▶ _Aim of the task_
Please restate each entry word for word.

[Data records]
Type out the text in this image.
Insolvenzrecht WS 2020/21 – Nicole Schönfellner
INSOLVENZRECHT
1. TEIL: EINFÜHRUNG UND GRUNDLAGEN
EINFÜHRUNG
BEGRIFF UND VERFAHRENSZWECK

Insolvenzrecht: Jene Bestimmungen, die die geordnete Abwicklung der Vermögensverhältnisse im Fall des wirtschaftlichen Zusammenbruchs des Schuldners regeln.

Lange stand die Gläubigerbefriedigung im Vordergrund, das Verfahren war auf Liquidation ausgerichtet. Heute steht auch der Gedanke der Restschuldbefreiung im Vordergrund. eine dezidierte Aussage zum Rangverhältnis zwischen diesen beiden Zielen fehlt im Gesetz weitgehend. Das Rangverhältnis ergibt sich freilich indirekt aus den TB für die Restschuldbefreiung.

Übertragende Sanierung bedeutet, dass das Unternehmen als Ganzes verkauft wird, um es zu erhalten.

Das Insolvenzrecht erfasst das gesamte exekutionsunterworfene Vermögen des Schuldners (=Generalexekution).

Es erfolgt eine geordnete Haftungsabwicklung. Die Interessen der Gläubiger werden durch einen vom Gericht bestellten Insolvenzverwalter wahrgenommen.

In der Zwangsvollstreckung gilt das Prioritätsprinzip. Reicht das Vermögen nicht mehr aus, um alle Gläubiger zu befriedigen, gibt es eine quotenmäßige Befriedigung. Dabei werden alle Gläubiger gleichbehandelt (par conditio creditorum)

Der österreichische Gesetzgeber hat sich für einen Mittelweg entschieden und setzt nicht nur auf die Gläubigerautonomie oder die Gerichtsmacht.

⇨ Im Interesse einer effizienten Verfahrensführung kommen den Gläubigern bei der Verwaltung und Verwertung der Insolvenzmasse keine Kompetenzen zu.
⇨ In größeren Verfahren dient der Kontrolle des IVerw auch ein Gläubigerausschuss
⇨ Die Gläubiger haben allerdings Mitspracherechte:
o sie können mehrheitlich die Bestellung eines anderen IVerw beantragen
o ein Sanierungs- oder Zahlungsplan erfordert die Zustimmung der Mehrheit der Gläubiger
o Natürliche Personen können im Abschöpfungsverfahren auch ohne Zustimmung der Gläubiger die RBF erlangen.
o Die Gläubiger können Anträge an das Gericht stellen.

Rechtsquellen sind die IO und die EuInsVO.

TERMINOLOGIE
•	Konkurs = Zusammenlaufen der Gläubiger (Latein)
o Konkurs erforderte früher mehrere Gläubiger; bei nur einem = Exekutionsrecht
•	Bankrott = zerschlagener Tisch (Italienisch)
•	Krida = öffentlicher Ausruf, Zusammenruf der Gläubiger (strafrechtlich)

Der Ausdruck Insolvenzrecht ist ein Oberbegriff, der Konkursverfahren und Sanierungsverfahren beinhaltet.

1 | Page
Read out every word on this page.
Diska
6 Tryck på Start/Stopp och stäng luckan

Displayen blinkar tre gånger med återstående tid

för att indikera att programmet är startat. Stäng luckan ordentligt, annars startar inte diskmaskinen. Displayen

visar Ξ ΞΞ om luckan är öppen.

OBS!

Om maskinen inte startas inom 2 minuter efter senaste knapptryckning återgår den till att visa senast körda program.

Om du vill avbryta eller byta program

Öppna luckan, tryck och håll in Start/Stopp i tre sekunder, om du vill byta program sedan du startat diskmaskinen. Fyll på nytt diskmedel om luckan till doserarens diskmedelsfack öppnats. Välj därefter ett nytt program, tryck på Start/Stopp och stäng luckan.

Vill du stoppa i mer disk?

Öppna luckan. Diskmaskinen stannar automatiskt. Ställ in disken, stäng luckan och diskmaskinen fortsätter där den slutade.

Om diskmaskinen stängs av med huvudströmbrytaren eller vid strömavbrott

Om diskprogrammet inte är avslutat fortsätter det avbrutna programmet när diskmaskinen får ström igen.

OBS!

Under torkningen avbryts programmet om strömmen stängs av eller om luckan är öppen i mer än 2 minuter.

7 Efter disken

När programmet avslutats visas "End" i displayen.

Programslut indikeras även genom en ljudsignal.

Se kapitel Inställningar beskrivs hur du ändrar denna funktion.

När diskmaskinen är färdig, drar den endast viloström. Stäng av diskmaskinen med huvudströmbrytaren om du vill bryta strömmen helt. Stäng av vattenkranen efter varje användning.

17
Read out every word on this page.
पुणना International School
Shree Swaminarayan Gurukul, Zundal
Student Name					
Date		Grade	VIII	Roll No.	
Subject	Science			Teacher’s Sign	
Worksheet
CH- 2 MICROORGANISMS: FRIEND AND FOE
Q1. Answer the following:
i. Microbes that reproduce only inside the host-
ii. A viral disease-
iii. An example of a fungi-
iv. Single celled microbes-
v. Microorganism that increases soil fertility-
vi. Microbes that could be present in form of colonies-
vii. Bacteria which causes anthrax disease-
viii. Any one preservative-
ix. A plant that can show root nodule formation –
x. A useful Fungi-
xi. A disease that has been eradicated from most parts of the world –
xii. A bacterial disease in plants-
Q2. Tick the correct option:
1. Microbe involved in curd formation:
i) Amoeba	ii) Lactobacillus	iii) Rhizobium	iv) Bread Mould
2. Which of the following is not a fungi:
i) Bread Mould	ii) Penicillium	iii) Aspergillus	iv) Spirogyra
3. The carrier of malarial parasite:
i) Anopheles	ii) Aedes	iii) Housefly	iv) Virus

▶ _Task answer_
Type out the text in this image.
Insolvenzrecht WS 2020/21 – Nicole Schönfellner
INSOLVENZRECHT
1. TEIL: EINFÜHRUNG UND GRUNDLAGEN
EINFÜHRUNG
BEGRIFF UND VERFAHRENSZWECK

Insolvenzrecht: Jene Bestimmungen, die die geordnete Abwicklung der Vermögensverhältnisse im Fall des wirtschaftlichen Zusammenbruchs des Schuldners regeln.

Lange stand die Gläubigerbefriedigung im Vordergrund, das Verfahren war auf Liquidation ausgerichtet. Heute steht auch der Gedanke der Restschuldbefreiung im Vordergrund. eine dezidierte Aussage zum Rangverhältnis zwischen diesen beiden Zielen fehlt im Gesetz weitgehend. Das Rangverhältnis ergibt sich freilich indirekt aus den TB für die Restschuldbefreiung.

Übertragende Sanierung bedeutet, dass das Unternehmen als Ganzes verkauft wird, um es zu erhalten.

Das Insolvenzrecht erfasst das gesamte exekutionsunterworfene Vermögen des Schuldners (=Generalexekution).

Es erfolgt eine geordnete Haftungsabwicklung. Die Interessen der Gläubiger werden durch einen vom Gericht bestellten Insolvenzverwalter wahrgenommen.

In der Zwangsvollstreckung gilt das Prioritätsprinzip. Reicht das Vermögen nicht mehr aus, um alle Gläubiger zu befriedigen, gibt es eine quotenmäßige Befriedigung. Dabei werden alle Gläubiger gleichbehandelt (par conditio creditorum)

Der österreichische Gesetzgeber hat sich für einen Mittelweg entschieden und setzt nicht nur auf die Gläubigerautonomie oder die Gerichtsmacht.

⇨ Im Interesse einer effizienten Verfahrensführung kommen den Gläubigern bei der Verwaltung und Verwertung der Insolvenzmasse keine Kompetenzen zu.
⇨ In größeren Verfahren dient der Kontrolle des IVerw auch ein Gläubigerausschuss
⇨ Die Gläubiger haben allerdings Mitspracherechte:
o sie können mehrheitlich die Bestellung eines anderen IVerw beantragen
o ein Sanierungs- oder Zahlungsplan erfordert die Zustimmung der Mehrheit der Gläubiger
o Natürliche Personen können im Abschöpfungsverfahren auch ohne Zustimmung der Gläubiger die RBF erlangen.
o Die Gläubiger können Anträge an das Gericht stellen.

Rechtsquellen sind die IO und die EuInsVO.

TERMINOLOGIE
•	Konkurs = Zusammenlaufen der Gläubiger (Latein)
o Konkurs erforderte früher mehrere Gläubiger; bei nur einem = Exekutionsrecht
•	Bankrott = zerschlagener Tisch (Italienisch)
•	Krida = öffentlicher Ausruf, Zusammenruf der Gläubiger (strafrechtlich)

Der Ausdruck Insolvenzrecht ist ein Oberbegriff, der Konkursverfahren und Sanierungsverfahren beinhaltet.

1 | Page
Read out every word on this page.
Diska
6 Tryck på Start/Stopp och stäng luckan

Displayen blinkar tre gånger med återstående tid

för att indikera att programmet är startat. Stäng luckan ordentligt, annars startar inte diskmaskinen. Displayen

visar Ξ ΞΞ om luckan är öppen.

OBS!

Om maskinen inte startas inom 2 minuter efter senaste knapptryckning återgår den till att visa senast körda program.

Om du vill avbryta eller byta program

Öppna luckan, tryck och håll in Start/Stopp i tre sekunder, om du vill byta program sedan du startat diskmaskinen. Fyll på nytt diskmedel om luckan till doserarens diskmedelsfack öppnats. Välj därefter ett nytt program, tryck på Start/Stopp och stäng luckan.

Vill du stoppa i mer disk?

Öppna luckan. Diskmaskinen stannar automatiskt. Ställ in disken, stäng luckan och diskmaskinen fortsätter där den slutade.

Om diskmaskinen stängs av med huvudströmbrytaren eller vid strömavbrott

Om diskprogrammet inte är avslutat fortsätter det avbrutna programmet när diskmaskinen får ström igen.

OBS!

Under torkningen avbryts programmet om strömmen stängs av eller om luckan är öppen i mer än 2 minuter.

7 Efter disken

När programmet avslutats visas "End" i displayen.

Programslut indikeras även genom en ljudsignal.

Se kapitel Inställningar beskrivs hur du ändrar denna funktion.

När diskmaskinen är färdig, drar den endast viloström. Stäng av diskmaskinen med huvudströmbrytaren om du vill bryta strömmen helt. Stäng av vattenkranen efter varje användning.

17
Read out every word on this page.
पुणना International School
Shree Swaminarayan Gurukul, Zundal
Student Name					
Date		Grade	VIII	Roll No.	
Subject	Science			Teacher’s Sign	
Worksheet
CH- 2 MICROORGANISMS: FRIEND AND FOE
Q1. Answer the following:
i. Microbes that reproduce only inside the host-
ii. A viral disease-
iii. An example of a fungi-
iv. Single celled microbes-
v. Microorganism that increases soil fertility-
vi. Microbes that could be present in form of colonies-
vii. Bacteria which causes anthrax disease-
viii. Any one preservative-
ix. A plant that can show root nodule formation –
x. A useful Fungi-
xi. A disease that has been eradicated from most parts of the world –
xii. A bacterial disease in plants-
Q2. Tick the correct option:
1. Microbe involved in curd formation:
i) Amoeba	ii) Lactobacillus	iii) Rhizobium	iv) Bread Mould
2. Which of the following is not a fungi:
i) Bread Mould	ii) Penicillium	iii) Aspergillus	iv) Spirogyra
3. The carrier of malarial parasite:
i) Anopheles	ii) Aedes	iii) Housefly	iv) Virus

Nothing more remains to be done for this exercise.